Work to complete>
Extract from the listing each line in which the word "Misweg" appears.

**********

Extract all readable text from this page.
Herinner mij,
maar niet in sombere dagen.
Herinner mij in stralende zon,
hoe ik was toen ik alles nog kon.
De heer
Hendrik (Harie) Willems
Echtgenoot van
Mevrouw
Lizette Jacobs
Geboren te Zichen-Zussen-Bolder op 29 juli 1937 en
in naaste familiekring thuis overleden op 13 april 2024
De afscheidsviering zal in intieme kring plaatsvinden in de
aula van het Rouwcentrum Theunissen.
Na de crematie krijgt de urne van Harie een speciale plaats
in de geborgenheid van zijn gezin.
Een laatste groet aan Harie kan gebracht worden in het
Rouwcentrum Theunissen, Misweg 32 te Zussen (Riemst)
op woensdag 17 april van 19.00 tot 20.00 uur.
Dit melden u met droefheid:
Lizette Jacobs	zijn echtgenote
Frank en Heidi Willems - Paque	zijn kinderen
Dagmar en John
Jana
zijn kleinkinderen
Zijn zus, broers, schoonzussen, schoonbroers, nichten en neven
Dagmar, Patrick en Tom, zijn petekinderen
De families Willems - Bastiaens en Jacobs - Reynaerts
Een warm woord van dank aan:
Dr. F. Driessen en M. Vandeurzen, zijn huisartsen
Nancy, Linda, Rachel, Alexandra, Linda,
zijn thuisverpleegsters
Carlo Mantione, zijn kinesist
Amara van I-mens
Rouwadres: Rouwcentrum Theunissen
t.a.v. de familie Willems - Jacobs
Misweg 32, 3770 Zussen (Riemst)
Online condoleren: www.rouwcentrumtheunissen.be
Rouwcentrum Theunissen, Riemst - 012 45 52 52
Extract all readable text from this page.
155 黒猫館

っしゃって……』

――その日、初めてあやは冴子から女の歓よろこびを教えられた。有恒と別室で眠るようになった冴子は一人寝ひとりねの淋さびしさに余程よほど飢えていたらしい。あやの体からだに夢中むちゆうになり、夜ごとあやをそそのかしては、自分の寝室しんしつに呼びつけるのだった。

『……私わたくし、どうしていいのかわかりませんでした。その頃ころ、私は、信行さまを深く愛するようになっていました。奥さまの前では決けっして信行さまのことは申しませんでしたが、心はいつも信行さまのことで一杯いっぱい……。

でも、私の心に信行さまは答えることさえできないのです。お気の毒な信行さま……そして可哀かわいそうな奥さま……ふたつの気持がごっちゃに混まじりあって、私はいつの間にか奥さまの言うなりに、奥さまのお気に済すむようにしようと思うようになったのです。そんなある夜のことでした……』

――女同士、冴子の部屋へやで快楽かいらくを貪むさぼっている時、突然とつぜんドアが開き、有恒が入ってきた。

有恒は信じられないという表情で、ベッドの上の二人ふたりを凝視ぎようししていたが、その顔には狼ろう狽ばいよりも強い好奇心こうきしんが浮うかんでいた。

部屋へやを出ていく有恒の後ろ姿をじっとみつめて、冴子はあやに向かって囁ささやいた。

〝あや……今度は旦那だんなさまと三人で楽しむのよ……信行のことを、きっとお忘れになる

**********

Reply>
Rouwcentrum Theunissen, Misweg 32 te Zussen (Riemst)
Misweg 32, 3770 Zussen (Riemst)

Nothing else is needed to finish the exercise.